§ Page
════════════════════

At the time European capitals were just getting over the NATO bombing campaign aimed at ending Milosevic's appalling rule over Kosovo. So further Balkanization of the Balkans did not seem like a good idea, especially when opinion in Montenegro itself was pretty evenly divided.
Then Foreign Secretary Robin Cook took the view that such issues should not be decided on a wafer-thin minority. He also thought, looking at the Bosnia disaster, that it made no sense to support Montenegrin independence if the largest single 'ethnic' community in Montenegro (ie Serbs) were opposed to it.
Plus opinion had moved against Montenegro's ambitious leader Milo Djukanovic. He had brushed aside personal appeals from US Secretary of State Madeleine Albright that he take part in the 2000 elections in the then Federal Republic of Yugoslavia to help bring Milosevic down. I stood in the FCO main courtyard listening to her in Washington remonstrate with him in Podgorica via the cell-phone of a US diplomat listening in on the animated conversation.

════════════════════

(Labeled box material)

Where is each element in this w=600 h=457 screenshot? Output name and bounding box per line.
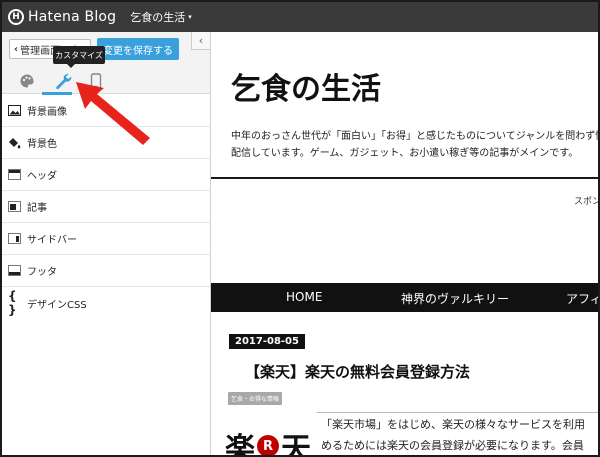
- blog-switcher-label: 乞食の生活: [130, 11, 186, 24]
- nav-item-valkyrie[interactable]: 神界のヴァルキリー: [401, 290, 509, 307]
- chevron-left-icon: ‹: [14, 43, 19, 55]
- menu-item-design-css[interactable]: { } デザインCSS: [2, 287, 210, 319]
- category-tag[interactable]: 乞食・お得な情報: [228, 392, 283, 405]
- blog-preview: 乞食の生活 中年のおっさん世代が「面白い」「お得」と感じたものについてジャンルを…: [211, 32, 598, 457]
- chevron-left-icon: ‹: [198, 34, 204, 47]
- menu-item-label: 背景画像: [27, 107, 67, 118]
- hatena-logo-icon: H: [8, 9, 24, 25]
- post-date-badge[interactable]: 2017-08-05: [229, 334, 305, 349]
- rakuten-logo-char: 楽: [225, 432, 255, 457]
- footer-layout-icon: [8, 265, 21, 277]
- blog-description: 中年のおっさん世代が「面白い」「お得」と感じたものについてジャンルを問わず情報 …: [231, 128, 598, 162]
- blog-switcher[interactable]: 乞食の生活 ▾: [130, 9, 192, 25]
- rakuten-logo: 楽 R 天: [225, 424, 311, 457]
- code-braces-icon: { }: [8, 289, 17, 317]
- customize-tooltip: カスタマイズ: [53, 46, 105, 68]
- post-body: 「楽天市場」をはじめ、楽天の様々なサービスを利用 めるためには楽天の会員登録が必…: [321, 414, 598, 455]
- blog-title[interactable]: 乞食の生活: [231, 64, 381, 108]
- top-bar: H Hatena Blog 乞食の生活 ▾: [2, 2, 598, 32]
- menu-item-article[interactable]: 記事: [2, 191, 210, 223]
- tab-design[interactable]: [15, 70, 39, 92]
- header-divider: [211, 177, 598, 179]
- quote-divider: [317, 412, 598, 413]
- menu-item-footer[interactable]: フッタ: [2, 255, 210, 287]
- post-body-line: めるためには楽天の会員登録が必要になります。会員: [321, 439, 584, 452]
- menu-item-label: 背景色: [27, 139, 57, 150]
- sidebar-layout-icon: [8, 233, 21, 245]
- header-layout-icon: [8, 169, 21, 181]
- menu-item-label: ヘッダ: [27, 171, 57, 182]
- screenshot-frame: H Hatena Blog 乞食の生活 ▾ ‹ 管理画面に戻る 変更を保存する …: [0, 0, 600, 457]
- menu-item-label: デザインCSS: [27, 299, 87, 311]
- sponsored-link-label: スポン: [574, 197, 598, 207]
- nav-item-affiliate[interactable]: アフィ: [566, 290, 598, 307]
- post-body-line: 「楽天市場」をはじめ、楽天の様々なサービスを利用: [321, 418, 585, 431]
- menu-item-header[interactable]: ヘッダ: [2, 159, 210, 191]
- article-layout-icon: [8, 201, 21, 213]
- description-line: 配信しています。ゲーム、ガジェット、お小遣い稼ぎ等の記事がメインです。: [231, 148, 579, 159]
- palette-icon: [20, 74, 34, 88]
- annotation-arrow-icon: [76, 82, 150, 145]
- post-title[interactable]: 【楽天】楽天の無料会員登録方法: [245, 361, 470, 382]
- hatena-logo[interactable]: H Hatena Blog: [8, 9, 116, 25]
- image-icon: [8, 105, 21, 117]
- save-changes-button[interactable]: 変更を保存する: [97, 38, 179, 60]
- menu-item-label: サイドバー: [27, 235, 77, 246]
- caret-down-icon: ▾: [188, 13, 192, 21]
- paint-bucket-icon: [8, 137, 21, 149]
- menu-item-label: フッタ: [27, 267, 57, 278]
- menu-item-sidebar[interactable]: サイドバー: [2, 223, 210, 255]
- menu-item-label: 記事: [27, 203, 47, 214]
- rakuten-r-icon: R: [257, 435, 279, 455]
- rakuten-logo-char: 天: [281, 432, 311, 457]
- description-line: 中年のおっさん世代が「面白い」「お得」と感じたものについてジャンルを問わず情報: [231, 131, 598, 142]
- global-nav: HOME 神界のヴァルキリー アフィ: [211, 283, 598, 312]
- hatena-logo-text: Hatena Blog: [28, 9, 117, 25]
- collapse-sidebar-button[interactable]: ‹: [191, 32, 210, 50]
- nav-item-home[interactable]: HOME: [286, 290, 322, 304]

════════════════════

§ Problem
Please explain in one to three sentences why, according to the passage on Montenegro, Robin Cook thought it made no sense to support Montenegrin independence. None of this material is needed.

§ Complete answer
Looking at the Bosnia disaster, Cook judged that supporting independence made no sense if the largest single "ethnic" community in Montenegro, the Serbs, opposed it.